Work required: Reproduce the part of the listing that runs from its start through the line containing "The height 156 is at (96, 208).", including both ends. Leave the pictures out of your reply.

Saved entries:
· · ·
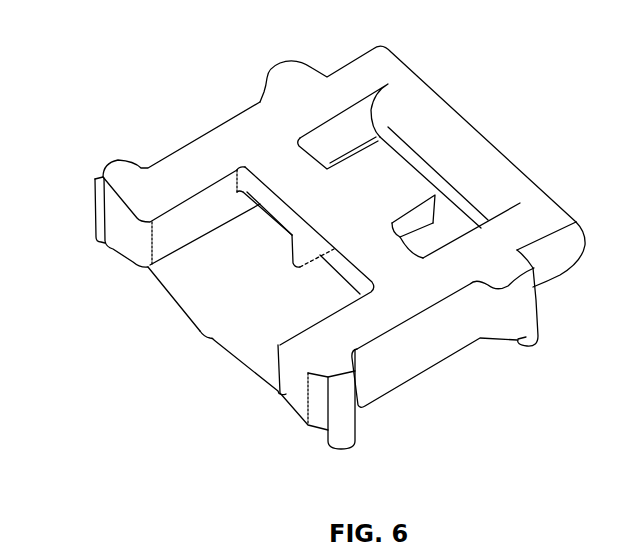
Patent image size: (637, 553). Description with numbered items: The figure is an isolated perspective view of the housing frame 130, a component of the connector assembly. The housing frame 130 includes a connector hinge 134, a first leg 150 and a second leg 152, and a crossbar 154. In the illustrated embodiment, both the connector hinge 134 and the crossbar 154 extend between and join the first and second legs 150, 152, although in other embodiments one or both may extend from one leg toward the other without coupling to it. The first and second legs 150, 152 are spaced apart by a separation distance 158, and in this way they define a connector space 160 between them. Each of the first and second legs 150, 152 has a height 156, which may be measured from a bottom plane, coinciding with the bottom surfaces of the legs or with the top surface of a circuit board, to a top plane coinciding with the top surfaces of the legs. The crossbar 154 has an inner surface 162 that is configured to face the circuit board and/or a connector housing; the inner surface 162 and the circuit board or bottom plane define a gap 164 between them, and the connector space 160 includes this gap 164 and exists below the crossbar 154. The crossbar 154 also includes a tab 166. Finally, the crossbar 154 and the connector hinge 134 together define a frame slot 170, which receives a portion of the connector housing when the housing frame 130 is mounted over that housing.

The housing frame 130 is at (184, 82).
The connector hinge 134 is at (462, 148).
The first leg 150 is at (246, 125).
The second leg 152 is at (370, 320).
The crossbar 154 is at (297, 180).
The height 156 is at (96, 208).
The separation distance 158 is at (201, 334).
The connector space 160 is at (176, 283).
The inner surface 162 is at (274, 217).
The gap 164 is at (291, 238).
The tab 166 is at (400, 182).
The frame slot 170 is at (453, 215).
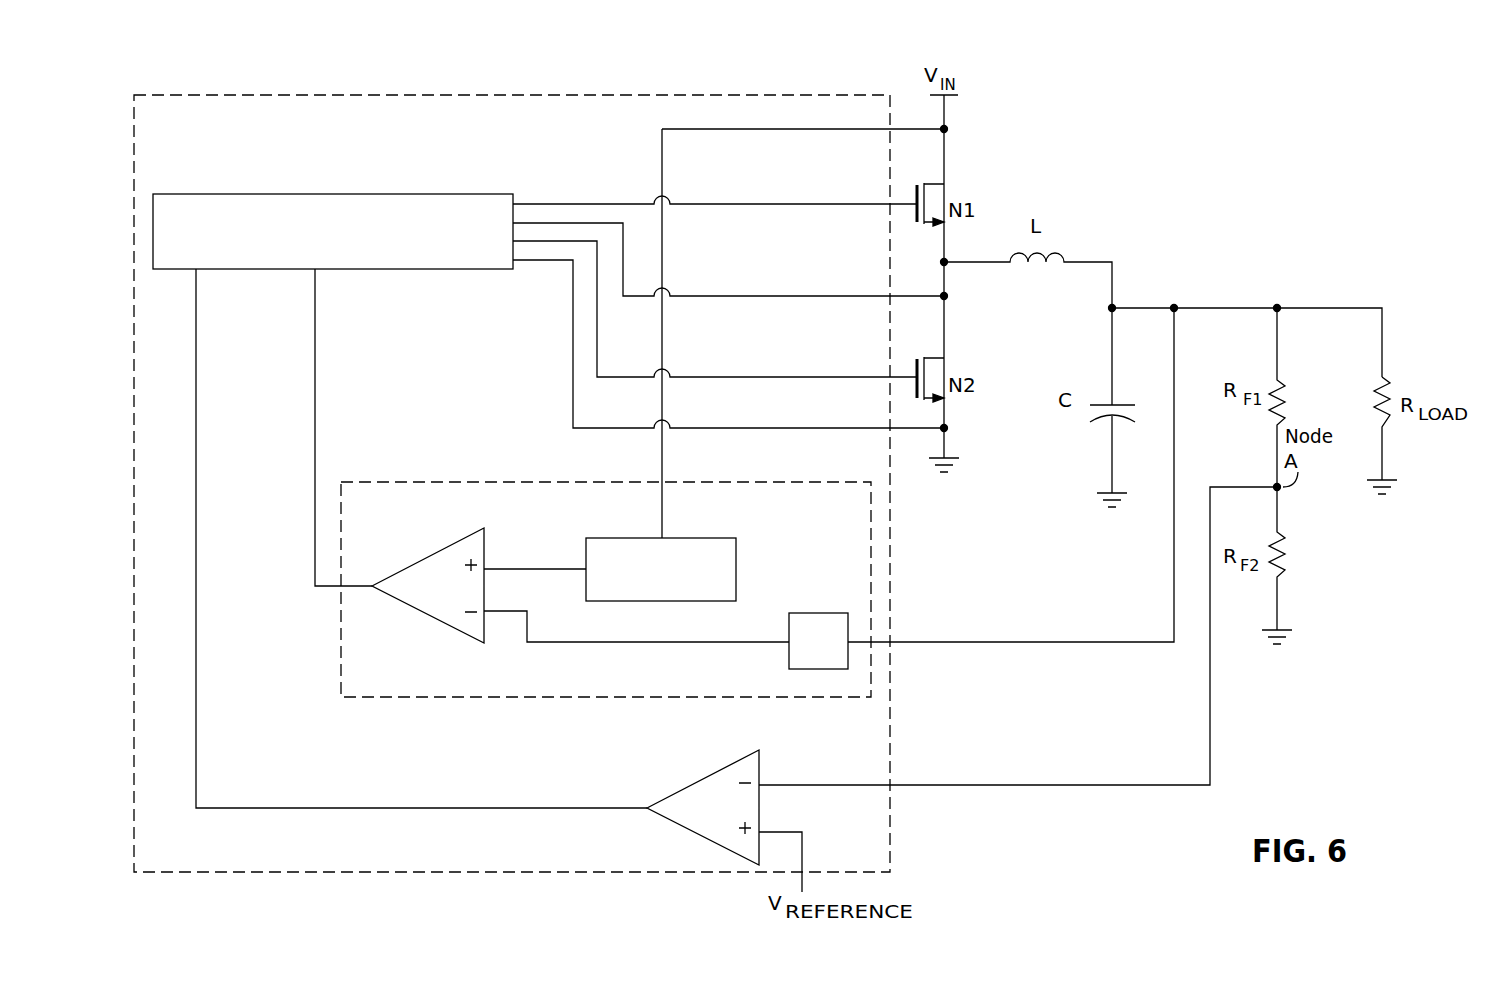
· · ·
Reply to the exercise:
Patent image size: (637, 553). Description with numbered items: The figure is an isolated perspective view of the housing frame 130, a component of the connector assembly. The housing frame 130 includes a connector hinge 134, a first leg 150 and a second leg 152, and a crossbar 154. In the illustrated embodiment, both the connector hinge 134 and the crossbar 154 extend between and join the first and second legs 150, 152, although in other embodiments one or both may extend from one leg toward the other without coupling to it. The first and second legs 150, 152 are spaced apart by a separation distance 158, and in this way they define a connector space 160 between them. Each of the first and second legs 150, 152 has a height 156, which may be measured from a bottom plane, coinciding with the bottom surfaces of the legs or with the top surface of a circuit board, to a top plane coinciding with the top surfaces of the legs. The crossbar 154 has an inner surface 162 that is configured to face the circuit board and/or a connector housing; the inner surface 162 and the circuit board or bottom plane define a gap 164 between them, and the connector space 160 includes this gap 164 and exists below the crossbar 154. The crossbar 154 also includes a tab 166. Finally, the crossbar 154 and the connector hinge 134 together define a frame slot 170, which receives a portion of the connector housing when the housing frame 130 is mounted over that housing.

The housing frame 130 is at (184, 82).
The connector hinge 134 is at (462, 148).
The first leg 150 is at (246, 125).
The second leg 152 is at (370, 320).
The crossbar 154 is at (297, 180).
The height 156 is at (96, 208).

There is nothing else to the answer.